Give back all the data exactly, line by line.

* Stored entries
* Start *

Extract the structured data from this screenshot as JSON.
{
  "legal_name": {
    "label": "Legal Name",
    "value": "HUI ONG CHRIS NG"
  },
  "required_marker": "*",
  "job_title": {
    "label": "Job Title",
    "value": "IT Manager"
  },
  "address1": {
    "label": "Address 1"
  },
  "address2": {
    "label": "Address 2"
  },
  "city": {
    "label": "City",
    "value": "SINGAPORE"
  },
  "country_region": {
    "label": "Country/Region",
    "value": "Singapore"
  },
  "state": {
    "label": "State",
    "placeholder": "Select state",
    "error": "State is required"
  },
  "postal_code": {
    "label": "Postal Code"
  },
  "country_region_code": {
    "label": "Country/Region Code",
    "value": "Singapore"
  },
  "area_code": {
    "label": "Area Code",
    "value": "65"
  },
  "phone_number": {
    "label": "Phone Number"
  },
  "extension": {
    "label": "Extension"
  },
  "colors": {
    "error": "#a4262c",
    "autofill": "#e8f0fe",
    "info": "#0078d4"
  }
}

* End *

* ANSWER FOR THIS EXERCISE
Extract the structured data from this screenshot as JSON.
{
  "legal_name": {
    "label": "Legal Name",
    "value": "HUI ONG CHRIS NG"
  },
  "required_marker": "*",
  "job_title": {
    "label": "Job Title",
    "value": "IT Manager"
  },
  "address1": {
    "label": "Address 1"
  },
  "address2": {
    "label": "Address 2"
  },
  "city": {
    "label": "City",
    "value": "SINGAPORE"
  },
  "country_region": {
    "label": "Country/Region",
    "value": "Singapore"
  },
  "state": {
    "label": "State",
    "placeholder": "Select state",
    "error": "State is required"
  },
  "postal_code": {
    "label": "Postal Code"
  },
  "country_region_code": {
    "label": "Country/Region Code",
    "value": "Singapore"
  },
  "area_code": {
    "label": "Area Code",
    "value": "65"
  },
  "phone_number": {
    "label": "Phone Number"
  },
  "extension": {
    "label": "Extension"
  },
  "colors": {
    "error": "#a4262c",
    "autofill": "#e8f0fe",
    "info": "#0078d4"
  }
}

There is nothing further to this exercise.